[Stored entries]
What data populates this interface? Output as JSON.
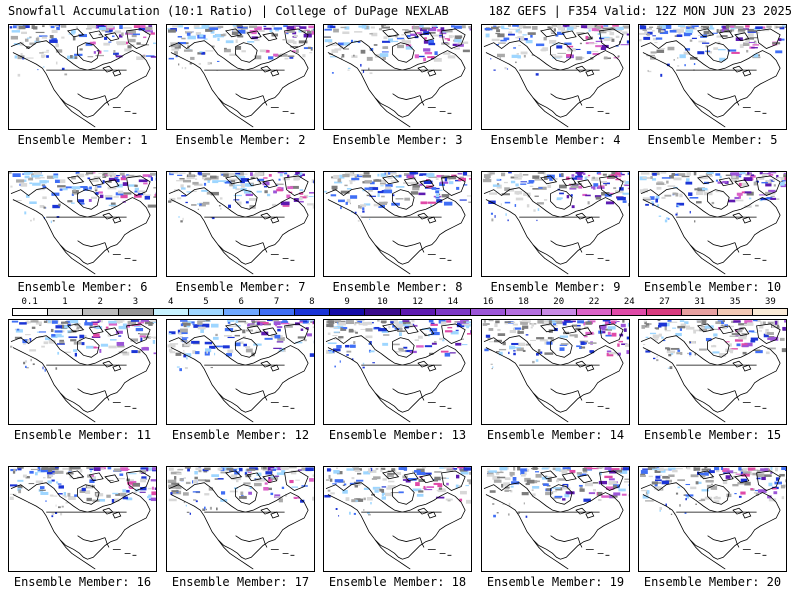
{
  "header": {
    "left_title": "Snowfall Accumulation (10:1 Ratio) | College of DuPage NEXLAB",
    "right_title": "18Z GEFS | F354 Valid: 12Z MON JUN 23 2025"
  },
  "panels": [
    {
      "label": "Ensemble Member: 1"
    },
    {
      "label": "Ensemble Member: 2"
    },
    {
      "label": "Ensemble Member: 3"
    },
    {
      "label": "Ensemble Member: 4"
    },
    {
      "label": "Ensemble Member: 5"
    },
    {
      "label": "Ensemble Member: 6"
    },
    {
      "label": "Ensemble Member: 7"
    },
    {
      "label": "Ensemble Member: 8"
    },
    {
      "label": "Ensemble Member: 9"
    },
    {
      "label": "Ensemble Member: 10"
    },
    {
      "label": "Ensemble Member: 11"
    },
    {
      "label": "Ensemble Member: 12"
    },
    {
      "label": "Ensemble Member: 13"
    },
    {
      "label": "Ensemble Member: 14"
    },
    {
      "label": "Ensemble Member: 15"
    },
    {
      "label": "Ensemble Member: 16"
    },
    {
      "label": "Ensemble Member: 17"
    },
    {
      "label": "Ensemble Member: 18"
    },
    {
      "label": "Ensemble Member: 19"
    },
    {
      "label": "Ensemble Member: 20"
    }
  ],
  "legend": {
    "labels": [
      "0.1",
      "1",
      "2",
      "3",
      "4",
      "5",
      "6",
      "7",
      "8",
      "9",
      "10",
      "12",
      "14",
      "16",
      "18",
      "20",
      "22",
      "24",
      "27",
      "31",
      "35",
      "39"
    ],
    "colors": [
      "#ffffff",
      "#e0e0e0",
      "#bdbdbd",
      "#969696",
      "#c7f2ff",
      "#9ed6ff",
      "#6fa8ff",
      "#3f6ef5",
      "#1b34d6",
      "#140aa8",
      "#3a0a8c",
      "#5e1ab0",
      "#7d38c6",
      "#9c55d8",
      "#b46ee0",
      "#c98ae6",
      "#dc62c8",
      "#e04aa8",
      "#d83a7e",
      "#e8a0a0",
      "#f2c8b4",
      "#faead6"
    ]
  },
  "map": {
    "land_color": "#ffffff",
    "border_color": "#000000",
    "snow_colors": [
      "#d8d8d8",
      "#aaaaaa",
      "#7d7d7d",
      "#9ed6ff",
      "#3f6ef5",
      "#1b34d6",
      "#5e1ab0",
      "#9c55d8",
      "#dc62c8",
      "#e04aa8"
    ]
  }
}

§ TASK TO CARRY OUT
Nothing in the entries should change as you copy them, except that the pictures are left out.

§ RESULT FOR THIS EXERCISE
What data populates this interface? Output as JSON.
{
  "header": {
    "left_title": "Snowfall Accumulation (10:1 Ratio) | College of DuPage NEXLAB",
    "right_title": "18Z GEFS | F354 Valid: 12Z MON JUN 23 2025"
  },
  "panels": [
    {
      "label": "Ensemble Member: 1"
    },
    {
      "label": "Ensemble Member: 2"
    },
    {
      "label": "Ensemble Member: 3"
    },
    {
      "label": "Ensemble Member: 4"
    },
    {
      "label": "Ensemble Member: 5"
    },
    {
      "label": "Ensemble Member: 6"
    },
    {
      "label": "Ensemble Member: 7"
    },
    {
      "label": "Ensemble Member: 8"
    },
    {
      "label": "Ensemble Member: 9"
    },
    {
      "label": "Ensemble Member: 10"
    },
    {
      "label": "Ensemble Member: 11"
    },
    {
      "label": "Ensemble Member: 12"
    },
    {
      "label": "Ensemble Member: 13"
    },
    {
      "label": "Ensemble Member: 14"
    },
    {
      "label": "Ensemble Member: 15"
    },
    {
      "label": "Ensemble Member: 16"
    },
    {
      "label": "Ensemble Member: 17"
    },
    {
      "label": "Ensemble Member: 18"
    },
    {
      "label": "Ensemble Member: 19"
    },
    {
      "label": "Ensemble Member: 20"
    }
  ],
  "legend": {
    "labels": [
      "0.1",
      "1",
      "2",
      "3",
      "4",
      "5",
      "6",
      "7",
      "8",
      "9",
      "10",
      "12",
      "14",
      "16",
      "18",
      "20",
      "22",
      "24",
      "27",
      "31",
      "35",
      "39"
    ],
    "colors": [
      "#ffffff",
      "#e0e0e0",
      "#bdbdbd",
      "#969696",
      "#c7f2ff",
      "#9ed6ff",
      "#6fa8ff",
      "#3f6ef5",
      "#1b34d6",
      "#140aa8",
      "#3a0a8c",
      "#5e1ab0",
      "#7d38c6",
      "#9c55d8",
      "#b46ee0",
      "#c98ae6",
      "#dc62c8",
      "#e04aa8",
      "#d83a7e",
      "#e8a0a0",
      "#f2c8b4",
      "#faead6"
    ]
  },
  "map": {
    "land_color": "#ffffff",
    "border_color": "#000000",
    "snow_colors": [
      "#d8d8d8",
      "#aaaaaa",
      "#7d7d7d",
      "#9ed6ff",
      "#3f6ef5",
      "#1b34d6",
      "#5e1ab0",
      "#9c55d8",
      "#dc62c8",
      "#e04aa8"
    ]
  }
}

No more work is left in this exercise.